The problem>
Find each line with the word "main" in it, then give the total alone.

Data excerpts>
---
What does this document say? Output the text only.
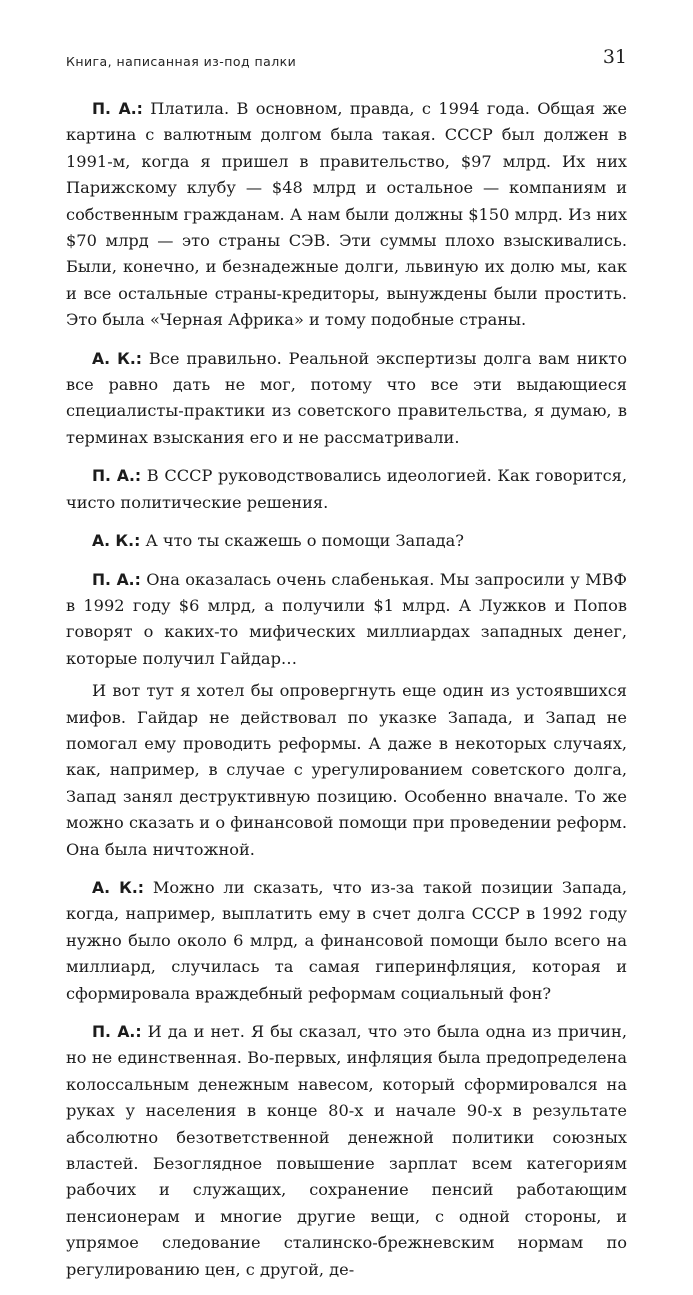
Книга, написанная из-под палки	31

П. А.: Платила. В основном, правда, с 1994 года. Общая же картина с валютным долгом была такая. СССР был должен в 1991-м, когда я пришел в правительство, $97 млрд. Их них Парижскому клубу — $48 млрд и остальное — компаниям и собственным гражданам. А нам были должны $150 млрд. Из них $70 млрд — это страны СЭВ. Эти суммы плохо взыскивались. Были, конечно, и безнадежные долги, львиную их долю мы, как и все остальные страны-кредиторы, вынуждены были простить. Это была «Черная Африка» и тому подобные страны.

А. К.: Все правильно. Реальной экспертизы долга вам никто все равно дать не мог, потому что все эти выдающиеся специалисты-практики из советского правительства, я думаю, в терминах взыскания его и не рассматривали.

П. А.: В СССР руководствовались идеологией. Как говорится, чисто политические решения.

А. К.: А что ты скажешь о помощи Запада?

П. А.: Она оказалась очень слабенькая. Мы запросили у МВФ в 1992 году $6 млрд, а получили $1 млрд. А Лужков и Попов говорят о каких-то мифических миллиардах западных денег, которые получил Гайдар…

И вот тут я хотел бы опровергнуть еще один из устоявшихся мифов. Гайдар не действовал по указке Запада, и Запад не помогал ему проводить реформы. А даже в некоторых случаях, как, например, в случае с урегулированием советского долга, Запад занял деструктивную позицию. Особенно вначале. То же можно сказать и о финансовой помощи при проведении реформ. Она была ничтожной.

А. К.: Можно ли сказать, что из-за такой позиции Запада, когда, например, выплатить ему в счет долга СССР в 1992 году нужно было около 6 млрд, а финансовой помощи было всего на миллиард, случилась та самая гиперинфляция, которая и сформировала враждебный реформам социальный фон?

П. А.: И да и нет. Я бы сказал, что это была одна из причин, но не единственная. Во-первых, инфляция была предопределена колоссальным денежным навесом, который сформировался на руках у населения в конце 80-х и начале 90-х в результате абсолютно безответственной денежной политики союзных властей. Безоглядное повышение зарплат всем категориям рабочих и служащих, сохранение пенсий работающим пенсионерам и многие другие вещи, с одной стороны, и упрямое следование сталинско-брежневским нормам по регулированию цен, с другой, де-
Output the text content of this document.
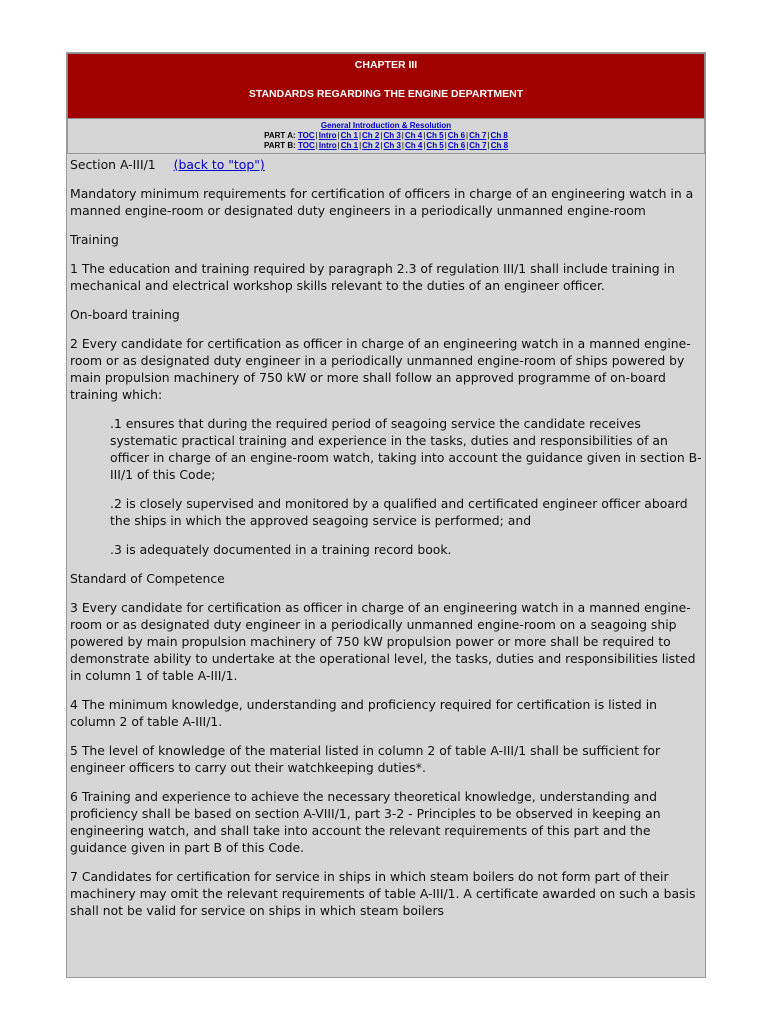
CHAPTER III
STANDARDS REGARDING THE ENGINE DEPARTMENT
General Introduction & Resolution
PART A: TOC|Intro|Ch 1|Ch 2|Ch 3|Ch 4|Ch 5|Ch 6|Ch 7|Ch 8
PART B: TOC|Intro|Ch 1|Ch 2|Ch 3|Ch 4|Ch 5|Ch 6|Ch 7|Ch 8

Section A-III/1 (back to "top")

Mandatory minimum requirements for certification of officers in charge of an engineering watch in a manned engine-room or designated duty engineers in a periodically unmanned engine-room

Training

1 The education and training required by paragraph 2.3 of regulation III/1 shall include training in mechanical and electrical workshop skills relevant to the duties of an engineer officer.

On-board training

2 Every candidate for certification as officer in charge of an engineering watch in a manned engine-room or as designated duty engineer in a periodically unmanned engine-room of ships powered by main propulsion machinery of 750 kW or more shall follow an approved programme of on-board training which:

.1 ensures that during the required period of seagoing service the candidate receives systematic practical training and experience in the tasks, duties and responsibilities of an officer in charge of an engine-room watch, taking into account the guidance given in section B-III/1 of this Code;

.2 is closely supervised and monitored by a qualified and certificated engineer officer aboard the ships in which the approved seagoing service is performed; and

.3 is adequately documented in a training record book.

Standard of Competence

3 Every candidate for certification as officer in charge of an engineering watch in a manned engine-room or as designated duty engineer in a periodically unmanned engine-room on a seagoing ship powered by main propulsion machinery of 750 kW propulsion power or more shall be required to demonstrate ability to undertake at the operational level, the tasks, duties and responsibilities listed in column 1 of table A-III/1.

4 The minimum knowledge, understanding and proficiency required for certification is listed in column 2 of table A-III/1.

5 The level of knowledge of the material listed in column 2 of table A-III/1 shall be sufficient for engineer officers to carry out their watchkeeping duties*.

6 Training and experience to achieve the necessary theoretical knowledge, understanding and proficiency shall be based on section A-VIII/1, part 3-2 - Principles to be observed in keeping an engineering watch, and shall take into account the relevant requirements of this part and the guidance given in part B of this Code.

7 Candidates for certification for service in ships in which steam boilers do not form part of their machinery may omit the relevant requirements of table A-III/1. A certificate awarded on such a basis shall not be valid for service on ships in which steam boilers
---
Solution>
2